### Exercise
From the entries provided below, copy each line that contains the word "sebenarnya".

### Stored rows
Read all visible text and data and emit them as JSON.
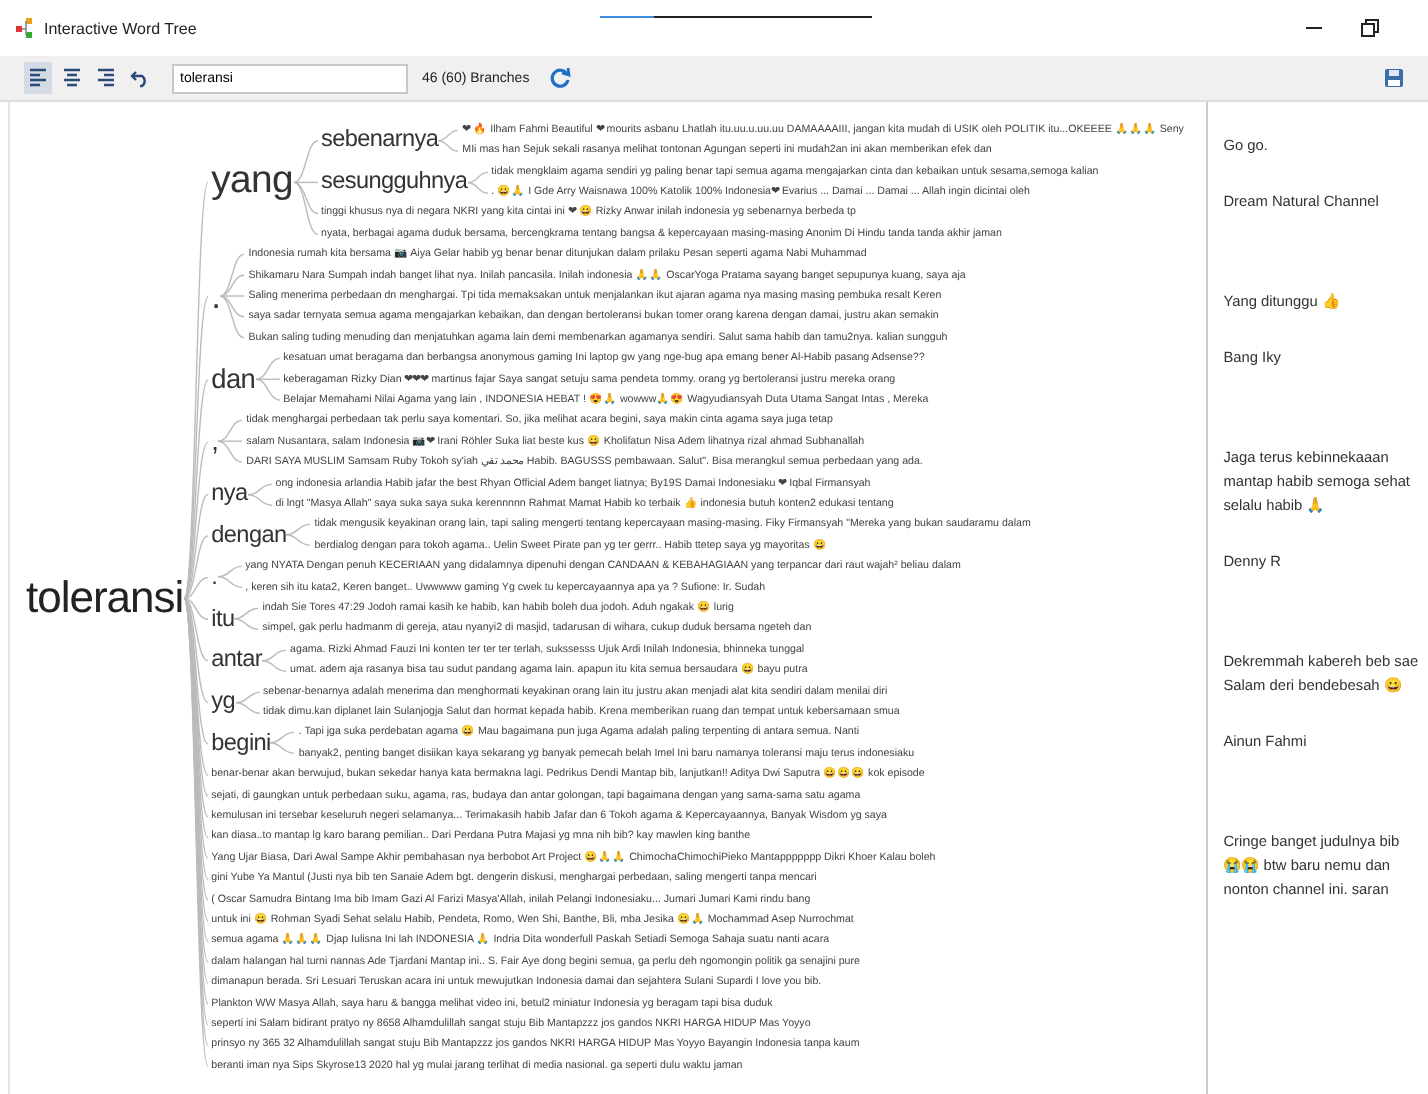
{
  "window": {
    "title": "Interactive Word Tree",
    "loading": {
      "level": 0.2
    }
  },
  "toolbar": {
    "buttons": [
      {
        "kind": "align-left",
        "selected": true
      },
      {
        "kind": "align-center",
        "selected": false
      },
      {
        "kind": "align-right",
        "selected": false
      },
      {
        "kind": "undo",
        "selected": false
      }
    ],
    "search": {
      "value": "toleransi"
    },
    "count": "46 (60) Branches"
  },
  "tree": {
    "word": "toleransi",
    "children": [
      {
        "kind": "group",
        "word": "yang",
        "children": [
          {
            "kind": "group",
            "word": "sebenarnya",
            "children": [
              {
                "kind": "leaf",
                "text": "❤ 🔥 Ilham Fahmi Beautiful ❤ mourits asbanu Lhatlah itu.uu.u.uu.uu DAMAAAAIII, jangan kita mudah di USIK oleh POLITIK itu...OKEEEE 🙏🙏🙏 Seny"
              },
              {
                "kind": "leaf",
                "text": "MIi mas han Sejuk sekali rasanya melihat tontonan Agungan seperti ini mudah2an ini akan memberikan efek dan"
              }
            ]
          },
          {
            "kind": "group",
            "word": "sesungguhnya",
            "children": [
              {
                "kind": "leaf",
                "text": "tidak mengklaim agama sendiri yg paling benar tapi semua agama mengajarkan cinta dan kebaikan untuk sesama,semoga kalian"
              },
              {
                "kind": "leaf",
                "text": ". 😀🙏 I Gde Arry Waisnawa 100% Katolik 100% Indonesia❤ Evarius ... Damai ... Damai ... Allah ingin dicintai oleh"
              }
            ]
          },
          {
            "kind": "leaf",
            "text": "tinggi khusus nya di negara NKRI yang kita cintai ini ❤ 😀 Rizky Anwar inilah indonesia yg sebenarnya berbeda tp"
          },
          {
            "kind": "leaf",
            "text": "nyata, berbagai agama duduk bersama, bercengkrama tentang bangsa & kepercayaan masing-masing Anonim Di Hindu tanda tanda akhir jaman"
          }
        ]
      },
      {
        "kind": "group",
        "word": ".",
        "children": [
          {
            "kind": "leaf",
            "text": "Indonesia rumah kita bersama 📷 Aiya Gelar habib yg benar benar ditunjukan dalam prilaku Pesan seperti agama Nabi Muhammad"
          },
          {
            "kind": "leaf",
            "text": "Shikamaru Nara Sumpah indah banget lihat nya. Inilah pancasila. Inilah indonesia 🙏🙏 OscarYoga Pratama sayang banget sepupunya kuang, saya aja"
          },
          {
            "kind": "leaf",
            "text": "Saling menerima perbedaan dn menghargai. Tpi tida memaksakan untuk menjalankan ikut ajaran agama nya masing masing pembuka resalt Keren"
          },
          {
            "kind": "leaf",
            "text": "saya sadar ternyata semua agama mengajarkan kebaikan, dan dengan bertoleransi bukan tomer orang karena dengan damai, justru akan semakin"
          },
          {
            "kind": "leaf",
            "text": "Bukan saling tuding menuding dan menjatuhkan agama lain demi membenarkan agamanya sendiri. Salut sama habib dan tamu2nya. kalian sungguh"
          }
        ]
      },
      {
        "kind": "group",
        "word": "dan",
        "children": [
          {
            "kind": "leaf",
            "text": "kesatuan umat beragama dan berbangsa anonymous gaming Ini laptop gw yang nge-bug apa emang bener Al-Habib pasang Adsense??"
          },
          {
            "kind": "leaf",
            "text": "keberagaman Rizky Dian ❤❤❤ martinus fajar Saya sangat setuju sama pendeta tommy. orang yg bertoleransi justru mereka orang"
          },
          {
            "kind": "leaf",
            "text": "Belajar Memahami Nilai Agama yang lain , INDONESIA HEBAT ! 😍🙏 wowww🙏😍 Wagyudiansyah Duta Utama Sangat Intas , Mereka"
          }
        ]
      },
      {
        "kind": "group",
        "word": ",",
        "children": [
          {
            "kind": "leaf",
            "text": "tidak menghargai perbedaan tak perlu saya komentari. So, jika melihat acara begini, saya makin cinta agama saya juga tetap"
          },
          {
            "kind": "leaf",
            "text": "salam Nusantara, salam Indonesia 📷❤ Irani Röhler Suka liat beste kus 😀 Kholifatun Nisa Adem lihatnya rizal ahmad Subhanallah"
          },
          {
            "kind": "leaf",
            "text": "DARI SAYA MUSLIM Samsam Ruby Tokoh sy'iah محمد تقي Habib. BAGUSSS pembawaan. Salut\". Bisa merangkul semua perbedaan yang ada."
          }
        ]
      },
      {
        "kind": "group",
        "word": "nya",
        "children": [
          {
            "kind": "leaf",
            "text": "ong indonesia arlandia Habib jafar the best Rhyan Official Adem banget liatnya; By19S Damai Indonesiaku ❤ Iqbal Firmansyah"
          },
          {
            "kind": "leaf",
            "text": "di lngt \"Masya Allah\" saya suka saya suka kerennnnn Rahmat Mamat Habib ko terbaik 👍 indonesia butuh konten2 edukasi tentang"
          }
        ]
      },
      {
        "kind": "group",
        "word": "dengan",
        "children": [
          {
            "kind": "leaf",
            "text": "tidak mengusik keyakinan orang lain, tapi saling mengerti tentang kepercayaan masing-masing. Fiky Firmansyah \"Mereka yang bukan saudaramu dalam"
          },
          {
            "kind": "leaf",
            "text": "berdialog dengan para tokoh agama.. Uelin Sweet Pirate pan yg ter gerrr.. Habib ttetep saya yg mayoritas 😀"
          }
        ]
      },
      {
        "kind": "group",
        "word": ".",
        "children": [
          {
            "kind": "leaf",
            "text": "yang NYATA Dengan penuh KECERIAAN yang didalamnya dipenuhi dengan CANDAAN & KEBAHAGIAAN yang terpancar dari raut wajah² beliau dalam"
          },
          {
            "kind": "leaf",
            "text": ", keren sih itu kata2, Keren banget.. Uwwwww gaming Yg cwek tu kepercayaannya apa ya ? Sufione: Ir. Sudah"
          }
        ]
      },
      {
        "kind": "group",
        "word": "itu",
        "children": [
          {
            "kind": "leaf",
            "text": "indah Sie Tores 47:29 Jodoh ramai kasih ke habib, kan habib boleh dua jodoh. Aduh ngakak 😀 lurig"
          },
          {
            "kind": "leaf",
            "text": "simpel, gak perlu hadmanm di gereja, atau nyanyi2 di masjid, tadarusan di wihara, cukup duduk bersama ngeteh dan"
          }
        ]
      },
      {
        "kind": "group",
        "word": "antar",
        "children": [
          {
            "kind": "leaf",
            "text": "agama. Rizki Ahmad Fauzi Ini konten ter ter ter terlah, sukssesss Ujuk Ardi Inilah Indonesia, bhinneka tunggal"
          },
          {
            "kind": "leaf",
            "text": "umat. adem aja rasanya bisa tau sudut pandang agama lain. apapun itu kita semua bersaudara 😀 bayu putra"
          }
        ]
      },
      {
        "kind": "group",
        "word": "yg",
        "children": [
          {
            "kind": "leaf",
            "text": "sebenar-benarnya adalah menerima dan menghormati keyakinan orang lain itu justru akan menjadi alat kita sendiri dalam menilai diri"
          },
          {
            "kind": "leaf",
            "text": "tidak dimu.kan diplanet lain Sulanjogja Salut dan hormat kepada habib. Krena memberikan ruang dan tempat untuk kebersamaan smua"
          }
        ]
      },
      {
        "kind": "group",
        "word": "begini",
        "children": [
          {
            "kind": "leaf",
            "text": ". Tapi jga suka perdebatan agama 😀 Mau bagaimana pun juga Agama adalah paling terpenting di antara semua. Nanti"
          },
          {
            "kind": "leaf",
            "text": "banyak2, penting banget disiikan kaya sekarang yg banyak pemecah belah Imel Ini baru namanya toleransi maju terus indonesiaku"
          }
        ]
      },
      {
        "kind": "leaf",
        "text": "benar-benar akan berwujud, bukan sekedar hanya kata bermakna lagi. Pedrikus Dendi Mantap bib, lanjutkan!! Aditya Dwi Saputra 😀😀😀 kok episode"
      },
      {
        "kind": "leaf",
        "text": "sejati, di gaungkan untuk perbedaan suku, agama, ras, budaya dan antar golongan, tapi bagaimana dengan yang sama-sama satu agama"
      },
      {
        "kind": "leaf",
        "text": "kemulusan ini tersebar keseluruh negeri selamanya... Terimakasih habib Jafar dan 6 Tokoh agama & Kepercayaannya, Banyak Wisdom yg saya"
      },
      {
        "kind": "leaf",
        "text": "kan diasa..to mantap lg karo barang pemilian.. Dari Perdana Putra Majasi yg mna nih bib? kay mawlen king banthe"
      },
      {
        "kind": "leaf",
        "text": "Yang Ujar Biasa, Dari Awal Sampe Akhir pembahasan nya berbobot Art Project 😀🙏🙏 ChimochaChimochiPieko Mantappppppp Dikri Khoer Kalau boleh"
      },
      {
        "kind": "leaf",
        "text": "gini Yube Ya Mantul (Justi nya bib ten Sanaie Adem bgt. dengerin diskusi, menghargai perbedaan, saling mengerti tanpa mencari"
      },
      {
        "kind": "leaf",
        "text": "( Oscar Samudra Bintang Ima bib Imam Gazi Al Farizi Masya'Allah, inilah Pelangi Indonesiaku... Jumari Jumari Kami rindu bang"
      },
      {
        "kind": "leaf",
        "text": "untuk ini 😀 Rohman Syadi Sehat selalu Habib, Pendeta, Romo, Wen Shi, Banthe, Bli, mba Jesika 😀🙏 Mochammad Asep Nurrochmat"
      },
      {
        "kind": "leaf",
        "text": "semua agama 🙏🙏🙏 Djap Iulisna Ini lah INDONESIA 🙏 Indria Dita wonderfull Paskah Setiadi Semoga Sahaja suatu nanti acara"
      },
      {
        "kind": "leaf",
        "text": "dalam halangan hal turni nannas Ade Tjardani Mantap ini.. S. Fair Aye dong begini semua, ga perlu deh ngomongin politik ga senajini pure"
      },
      {
        "kind": "leaf",
        "text": "dimanapun berada. Sri Lesuari Teruskan acara ini untuk mewujutkan Indonesia damai dan sejahtera Sulani Supardi I love you bib."
      },
      {
        "kind": "leaf",
        "text": "Plankton WW Masya Allah, saya haru & bangga melihat video ini, betul2 miniatur Indonesia yg beragam tapi bisa duduk"
      },
      {
        "kind": "leaf",
        "text": "seperti ini Salam bidirant pratyo ny 8658 Alhamdulillah sangat stuju Bib Mantapzzz jos gandos NKRI HARGA HIDUP Mas Yoyyo"
      },
      {
        "kind": "leaf",
        "text": "prinsyo ny 365 32 Alhamdulillah sangat stuju Bib Mantapzzz jos gandos NKRI HARGA HIDUP Mas Yoyyo Bayangin Indonesia tanpa kaum"
      },
      {
        "kind": "leaf",
        "text": "beranti iman nya Sips Skyrose13 2020 hal yg mulai jarang terlihat di media nasional. ga seperti dulu waktu jaman"
      }
    ]
  },
  "comments": [
    {
      "text": "Go go.",
      "author": "Dream Natural Channel"
    },
    {
      "text": "Yang ditunggu 👍",
      "author": "Bang Iky"
    },
    {
      "text": "Jaga terus kebinnekaaan mantap habib semoga sehat selalu habib 🙏",
      "author": "Denny R"
    },
    {
      "text": "Dekremmah kabereh beb sae Salam deri bendebesah 😀",
      "author": "Ainun Fahmi"
    },
    {
      "text": "Cringe banget judulnya bib 😭😭 btw baru nemu dan nonton channel ini. saran"
    }
  ]
}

### Completed exercise
            "word": "sebenarnya",
            "text": "tinggi khusus nya di negara NKRI yang kita cintai ini ❤ 😀 Rizky Anwar inilah indonesia yg sebenarnya berbeda tp"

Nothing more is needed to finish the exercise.